Task brief :: Reproduce the listing that follows with no differences at all.

Items ::
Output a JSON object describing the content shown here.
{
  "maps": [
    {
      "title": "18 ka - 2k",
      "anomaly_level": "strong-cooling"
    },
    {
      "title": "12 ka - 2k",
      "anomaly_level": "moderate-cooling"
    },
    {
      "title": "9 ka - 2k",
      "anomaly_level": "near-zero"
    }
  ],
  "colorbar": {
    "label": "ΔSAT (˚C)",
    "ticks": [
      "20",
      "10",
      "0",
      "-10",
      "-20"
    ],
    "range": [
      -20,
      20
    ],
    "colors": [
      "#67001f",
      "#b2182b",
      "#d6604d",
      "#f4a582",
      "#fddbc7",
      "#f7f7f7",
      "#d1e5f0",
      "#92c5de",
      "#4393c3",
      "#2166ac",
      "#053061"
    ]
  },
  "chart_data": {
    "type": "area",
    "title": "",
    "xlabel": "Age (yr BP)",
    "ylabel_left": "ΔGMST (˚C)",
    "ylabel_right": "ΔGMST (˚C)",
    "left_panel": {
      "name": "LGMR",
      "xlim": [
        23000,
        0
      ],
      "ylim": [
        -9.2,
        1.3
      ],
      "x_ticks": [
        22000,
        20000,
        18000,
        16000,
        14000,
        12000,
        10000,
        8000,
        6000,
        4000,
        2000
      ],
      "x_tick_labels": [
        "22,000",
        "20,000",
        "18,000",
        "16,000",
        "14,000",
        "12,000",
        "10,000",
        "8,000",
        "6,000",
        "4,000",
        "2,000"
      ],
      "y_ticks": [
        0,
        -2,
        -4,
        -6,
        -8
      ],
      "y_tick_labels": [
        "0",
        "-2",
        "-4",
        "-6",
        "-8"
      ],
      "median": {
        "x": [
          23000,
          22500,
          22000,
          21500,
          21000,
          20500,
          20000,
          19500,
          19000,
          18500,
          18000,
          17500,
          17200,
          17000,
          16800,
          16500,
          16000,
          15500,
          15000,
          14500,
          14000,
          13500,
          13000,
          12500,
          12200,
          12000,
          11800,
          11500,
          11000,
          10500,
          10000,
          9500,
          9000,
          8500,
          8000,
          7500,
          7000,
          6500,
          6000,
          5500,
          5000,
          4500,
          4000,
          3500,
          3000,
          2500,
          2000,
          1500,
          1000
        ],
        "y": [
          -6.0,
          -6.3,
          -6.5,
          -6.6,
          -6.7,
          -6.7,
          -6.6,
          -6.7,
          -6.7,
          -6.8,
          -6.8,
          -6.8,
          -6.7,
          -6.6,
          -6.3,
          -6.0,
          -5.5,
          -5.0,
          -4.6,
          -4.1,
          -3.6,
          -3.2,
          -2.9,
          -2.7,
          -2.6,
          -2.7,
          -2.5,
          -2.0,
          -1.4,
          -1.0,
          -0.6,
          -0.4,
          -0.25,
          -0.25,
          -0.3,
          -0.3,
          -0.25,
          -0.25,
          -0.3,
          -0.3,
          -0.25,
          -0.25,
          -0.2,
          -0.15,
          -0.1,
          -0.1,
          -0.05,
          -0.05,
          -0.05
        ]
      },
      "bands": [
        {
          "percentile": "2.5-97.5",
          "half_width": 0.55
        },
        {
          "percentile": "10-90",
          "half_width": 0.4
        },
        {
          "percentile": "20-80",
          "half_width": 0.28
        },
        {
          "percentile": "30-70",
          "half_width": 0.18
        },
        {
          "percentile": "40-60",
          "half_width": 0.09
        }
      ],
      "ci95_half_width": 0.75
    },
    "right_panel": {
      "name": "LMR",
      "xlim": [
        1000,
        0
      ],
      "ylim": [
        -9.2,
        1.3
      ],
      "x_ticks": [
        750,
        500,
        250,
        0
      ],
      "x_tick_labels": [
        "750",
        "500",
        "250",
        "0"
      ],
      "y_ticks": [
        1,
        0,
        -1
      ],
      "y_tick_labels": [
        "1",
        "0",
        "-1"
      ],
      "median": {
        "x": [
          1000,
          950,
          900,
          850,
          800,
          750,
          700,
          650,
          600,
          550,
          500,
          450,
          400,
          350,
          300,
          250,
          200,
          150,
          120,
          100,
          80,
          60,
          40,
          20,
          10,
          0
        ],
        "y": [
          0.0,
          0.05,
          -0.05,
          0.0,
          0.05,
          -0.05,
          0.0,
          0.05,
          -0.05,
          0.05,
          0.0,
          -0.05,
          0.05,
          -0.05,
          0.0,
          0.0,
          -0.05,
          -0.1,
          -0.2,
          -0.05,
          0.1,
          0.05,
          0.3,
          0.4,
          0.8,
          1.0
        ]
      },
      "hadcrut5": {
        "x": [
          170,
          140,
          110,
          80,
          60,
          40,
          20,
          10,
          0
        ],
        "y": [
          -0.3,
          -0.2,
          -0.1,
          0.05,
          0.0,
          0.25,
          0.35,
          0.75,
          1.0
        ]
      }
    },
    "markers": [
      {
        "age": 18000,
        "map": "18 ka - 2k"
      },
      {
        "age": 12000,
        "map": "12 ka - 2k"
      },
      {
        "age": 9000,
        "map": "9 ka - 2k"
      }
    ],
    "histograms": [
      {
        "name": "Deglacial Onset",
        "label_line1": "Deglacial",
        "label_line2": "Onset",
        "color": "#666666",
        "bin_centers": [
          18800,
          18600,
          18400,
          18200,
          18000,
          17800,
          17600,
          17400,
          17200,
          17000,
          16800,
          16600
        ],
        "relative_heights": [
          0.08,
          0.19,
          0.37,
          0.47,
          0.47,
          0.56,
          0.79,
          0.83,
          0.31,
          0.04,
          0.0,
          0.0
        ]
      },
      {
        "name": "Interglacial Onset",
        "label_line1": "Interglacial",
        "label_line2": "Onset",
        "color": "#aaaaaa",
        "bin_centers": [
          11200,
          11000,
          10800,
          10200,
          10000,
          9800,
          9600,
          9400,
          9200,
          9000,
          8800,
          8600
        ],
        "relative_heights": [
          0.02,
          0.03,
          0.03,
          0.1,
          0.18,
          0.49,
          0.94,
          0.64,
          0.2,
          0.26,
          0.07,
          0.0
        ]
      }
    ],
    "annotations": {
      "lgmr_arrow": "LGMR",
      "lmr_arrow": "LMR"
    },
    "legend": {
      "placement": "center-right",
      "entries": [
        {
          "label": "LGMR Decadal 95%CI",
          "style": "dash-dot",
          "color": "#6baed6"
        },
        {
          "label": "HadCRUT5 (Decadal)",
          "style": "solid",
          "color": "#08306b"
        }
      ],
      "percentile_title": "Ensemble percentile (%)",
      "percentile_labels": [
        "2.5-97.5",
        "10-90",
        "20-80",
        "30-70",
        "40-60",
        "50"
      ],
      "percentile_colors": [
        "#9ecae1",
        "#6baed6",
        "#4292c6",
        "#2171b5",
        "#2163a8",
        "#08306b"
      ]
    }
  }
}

Solved exercise ::
Output a JSON object describing the content shown here.
{
  "maps": [
    {
      "title": "18 ka - 2k",
      "anomaly_level": "strong-cooling"
    },
    {
      "title": "12 ka - 2k",
      "anomaly_level": "moderate-cooling"
    },
    {
      "title": "9 ka - 2k",
      "anomaly_level": "near-zero"
    }
  ],
  "colorbar": {
    "label": "ΔSAT (˚C)",
    "ticks": [
      "20",
      "10",
      "0",
      "-10",
      "-20"
    ],
    "range": [
      -20,
      20
    ],
    "colors": [
      "#67001f",
      "#b2182b",
      "#d6604d",
      "#f4a582",
      "#fddbc7",
      "#f7f7f7",
      "#d1e5f0",
      "#92c5de",
      "#4393c3",
      "#2166ac",
      "#053061"
    ]
  },
  "chart_data": {
    "type": "area",
    "title": "",
    "xlabel": "Age (yr BP)",
    "ylabel_left": "ΔGMST (˚C)",
    "ylabel_right": "ΔGMST (˚C)",
    "left_panel": {
      "name": "LGMR",
      "xlim": [
        23000,
        0
      ],
      "ylim": [
        -9.2,
        1.3
      ],
      "x_ticks": [
        22000,
        20000,
        18000,
        16000,
        14000,
        12000,
        10000,
        8000,
        6000,
        4000,
        2000
      ],
      "x_tick_labels": [
        "22,000",
        "20,000",
        "18,000",
        "16,000",
        "14,000",
        "12,000",
        "10,000",
        "8,000",
        "6,000",
        "4,000",
        "2,000"
      ],
      "y_ticks": [
        0,
        -2,
        -4,
        -6,
        -8
      ],
      "y_tick_labels": [
        "0",
        "-2",
        "-4",
        "-6",
        "-8"
      ],
      "median": {
        "x": [
          23000,
          22500,
          22000,
          21500,
          21000,
          20500,
          20000,
          19500,
          19000,
          18500,
          18000,
          17500,
          17200,
          17000,
          16800,
          16500,
          16000,
          15500,
          15000,
          14500,
          14000,
          13500,
          13000,
          12500,
          12200,
          12000,
          11800,
          11500,
          11000,
          10500,
          10000,
          9500,
          9000,
          8500,
          8000,
          7500,
          7000,
          6500,
          6000,
          5500,
          5000,
          4500,
          4000,
          3500,
          3000,
          2500,
          2000,
          1500,
          1000
        ],
        "y": [
          -6.0,
          -6.3,
          -6.5,
          -6.6,
          -6.7,
          -6.7,
          -6.6,
          -6.7,
          -6.7,
          -6.8,
          -6.8,
          -6.8,
          -6.7,
          -6.6,
          -6.3,
          -6.0,
          -5.5,
          -5.0,
          -4.6,
          -4.1,
          -3.6,
          -3.2,
          -2.9,
          -2.7,
          -2.6,
          -2.7,
          -2.5,
          -2.0,
          -1.4,
          -1.0,
          -0.6,
          -0.4,
          -0.25,
          -0.25,
          -0.3,
          -0.3,
          -0.25,
          -0.25,
          -0.3,
          -0.3,
          -0.25,
          -0.25,
          -0.2,
          -0.15,
          -0.1,
          -0.1,
          -0.05,
          -0.05,
          -0.05
        ]
      },
      "bands": [
        {
          "percentile": "2.5-97.5",
          "half_width": 0.55
        },
        {
          "percentile": "10-90",
          "half_width": 0.4
        },
        {
          "percentile": "20-80",
          "half_width": 0.28
        },
        {
          "percentile": "30-70",
          "half_width": 0.18
        },
        {
          "percentile": "40-60",
          "half_width": 0.09
        }
      ],
      "ci95_half_width": 0.75
    },
    "right_panel": {
      "name": "LMR",
      "xlim": [
        1000,
        0
      ],
      "ylim": [
        -9.2,
        1.3
      ],
      "x_ticks": [
        750,
        500,
        250,
        0
      ],
      "x_tick_labels": [
        "750",
        "500",
        "250",
        "0"
      ],
      "y_ticks": [
        1,
        0,
        -1
      ],
      "y_tick_labels": [
        "1",
        "0",
        "-1"
      ],
      "median": {
        "x": [
          1000,
          950,
          900,
          850,
          800,
          750,
          700,
          650,
          600,
          550,
          500,
          450,
          400,
          350,
          300,
          250,
          200,
          150,
          120,
          100,
          80,
          60,
          40,
          20,
          10,
          0
        ],
        "y": [
          0.0,
          0.05,
          -0.05,
          0.0,
          0.05,
          -0.05,
          0.0,
          0.05,
          -0.05,
          0.05,
          0.0,
          -0.05,
          0.05,
          -0.05,
          0.0,
          0.0,
          -0.05,
          -0.1,
          -0.2,
          -0.05,
          0.1,
          0.05,
          0.3,
          0.4,
          0.8,
          1.0
        ]
      },
      "hadcrut5": {
        "x": [
          170,
          140,
          110,
          80,
          60,
          40,
          20,
          10,
          0
        ],
        "y": [
          -0.3,
          -0.2,
          -0.1,
          0.05,
          0.0,
          0.25,
          0.35,
          0.75,
          1.0
        ]
      }
    },
    "markers": [
      {
        "age": 18000,
        "map": "18 ka - 2k"
      },
      {
        "age": 12000,
        "map": "12 ka - 2k"
      },
      {
        "age": 9000,
        "map": "9 ka - 2k"
      }
    ],
    "histograms": [
      {
        "name": "Deglacial Onset",
        "label_line1": "Deglacial",
        "label_line2": "Onset",
        "color": "#666666",
        "bin_centers": [
          18800,
          18600,
          18400,
          18200,
          18000,
          17800,
          17600,
          17400,
          17200,
          17000,
          16800,
          16600
        ],
        "relative_heights": [
          0.08,
          0.19,
          0.37,
          0.47,
          0.47,
          0.56,
          0.79,
          0.83,
          0.31,
          0.04,
          0.0,
          0.0
        ]
      },
      {
        "name": "Interglacial Onset",
        "label_line1": "Interglacial",
        "label_line2": "Onset",
        "color": "#aaaaaa",
        "bin_centers": [
          11200,
          11000,
          10800,
          10200,
          10000,
          9800,
          9600,
          9400,
          9200,
          9000,
          8800,
          8600
        ],
        "relative_heights": [
          0.02,
          0.03,
          0.03,
          0.1,
          0.18,
          0.49,
          0.94,
          0.64,
          0.2,
          0.26,
          0.07,
          0.0
        ]
      }
    ],
    "annotations": {
      "lgmr_arrow": "LGMR",
      "lmr_arrow": "LMR"
    },
    "legend": {
      "placement": "center-right",
      "entries": [
        {
          "label": "LGMR Decadal 95%CI",
          "style": "dash-dot",
          "color": "#6baed6"
        },
        {
          "label": "HadCRUT5 (Decadal)",
          "style": "solid",
          "color": "#08306b"
        }
      ],
      "percentile_title": "Ensemble percentile (%)",
      "percentile_labels": [
        "2.5-97.5",
        "10-90",
        "20-80",
        "30-70",
        "40-60",
        "50"
      ],
      "percentile_colors": [
        "#9ecae1",
        "#6baed6",
        "#4292c6",
        "#2171b5",
        "#2163a8",
        "#08306b"
      ]
    }
  }
}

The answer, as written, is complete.